### Required work
Lines containing the string "category" are to be counted; report only how many there are.

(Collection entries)
** begin **

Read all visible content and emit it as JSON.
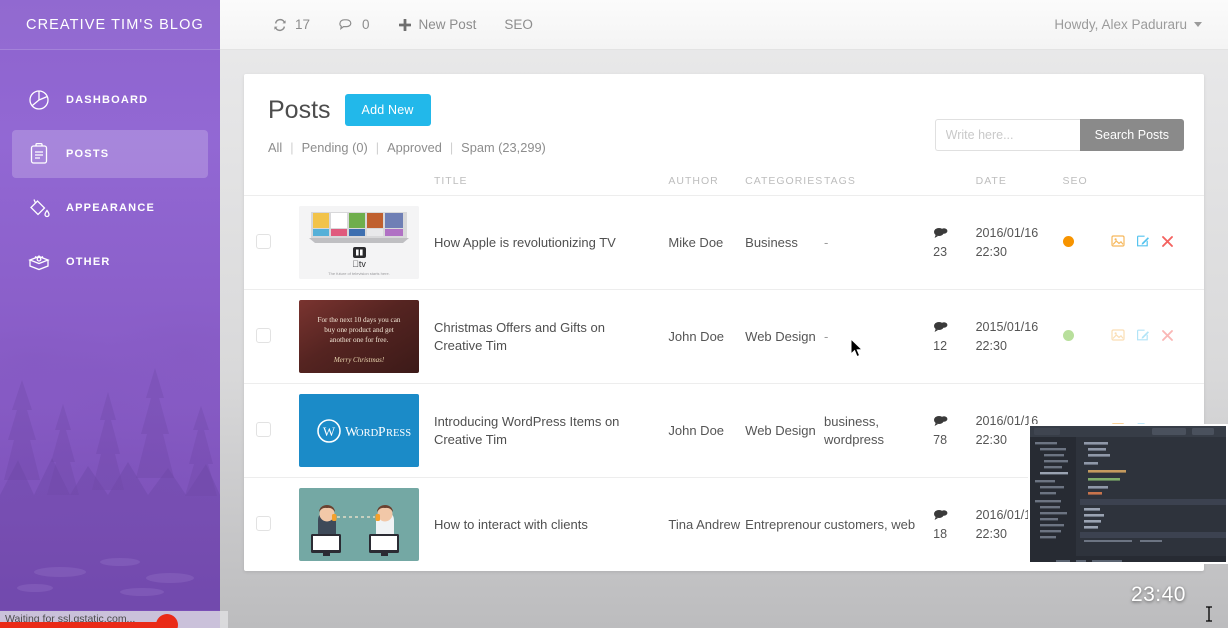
{
  "sidebar": {
    "brand": "CREATIVE TIM'S BLOG",
    "items": [
      {
        "label": "DASHBOARD",
        "icon": "pie-chart-icon",
        "active": false
      },
      {
        "label": "POSTS",
        "icon": "clipboard-icon",
        "active": true
      },
      {
        "label": "APPEARANCE",
        "icon": "paint-bucket-icon",
        "active": false
      },
      {
        "label": "OTHER",
        "icon": "box-icon",
        "active": false
      }
    ]
  },
  "topbar": {
    "updates_count": "17",
    "updates_icon": "refresh-icon",
    "comments_count": "0",
    "comments_icon": "comment-bubble-icon",
    "new_post_label": "New Post",
    "new_post_icon": "plus-icon",
    "seo_label": "SEO",
    "account_label": "Howdy, Alex Paduraru",
    "account_caret_icon": "chevron-down-icon"
  },
  "page": {
    "title": "Posts",
    "add_new_label": "Add New",
    "accent_color": "#22b8ea",
    "filters": [
      {
        "label": "All"
      },
      {
        "label": "Pending (0)"
      },
      {
        "label": "Approved"
      },
      {
        "label": "Spam (23,299)"
      }
    ],
    "filter_separator": "|",
    "search": {
      "placeholder": "Write here...",
      "value": "",
      "button_label": "Search Posts"
    },
    "table": {
      "headers": [
        "",
        "",
        "TITLE",
        "AUTHOR",
        "CATEGORIES",
        "TAGS",
        "",
        "DATE",
        "SEO",
        ""
      ],
      "rows": [
        {
          "thumb": "apple-tv-thumbnail",
          "title": "How Apple is revolutionizing TV",
          "author": "Mike Doe",
          "category": "Business",
          "tags": "-",
          "comments": "23",
          "comments_icon": "comment-bubble-icon",
          "date_day": "2016/01/16",
          "date_time": "22:30",
          "seo_color": "#f79400",
          "actions": [
            "image-icon",
            "edit-icon",
            "delete-icon"
          ],
          "dimmed": false
        },
        {
          "thumb": "christmas-offer-thumbnail",
          "title": "Christmas Offers and Gifts on Creative Tim",
          "author": "John Doe",
          "category": "Web Design",
          "tags": "-",
          "comments": "12",
          "comments_icon": "comment-bubble-icon",
          "date_day": "2015/01/16",
          "date_time": "22:30",
          "seo_color": "#62b924",
          "actions": [
            "image-icon",
            "edit-icon",
            "delete-icon"
          ],
          "dimmed": true
        },
        {
          "thumb": "wordpress-thumbnail",
          "title": "Introducing WordPress Items on Creative Tim",
          "author": "John Doe",
          "category": "Web Design",
          "tags": "business, wordpress",
          "comments": "78",
          "comments_icon": "comment-bubble-icon",
          "date_day": "2016/01/16",
          "date_time": "22:30",
          "seo_color": "#62b924",
          "actions": [
            "image-icon",
            "edit-icon",
            "delete-icon"
          ],
          "dimmed": false
        },
        {
          "thumb": "clients-call-thumbnail",
          "title": "How to interact with clients",
          "author": "Tina Andrew",
          "category": "Entreprenour",
          "tags": "customers, web",
          "comments": "18",
          "comments_icon": "comment-bubble-icon",
          "date_day": "2016/01/16",
          "date_time": "22:30",
          "seo_color": "#62b924",
          "actions": [
            "image-icon",
            "edit-icon",
            "delete-icon"
          ],
          "dimmed": false
        }
      ]
    }
  },
  "overlay": {
    "video_timecode": "23:40",
    "pip_label": "code-editor-video-thumbnail"
  },
  "browser": {
    "status_text": "Waiting for ssl.gstatic.com..."
  }
}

** end **

### Response
4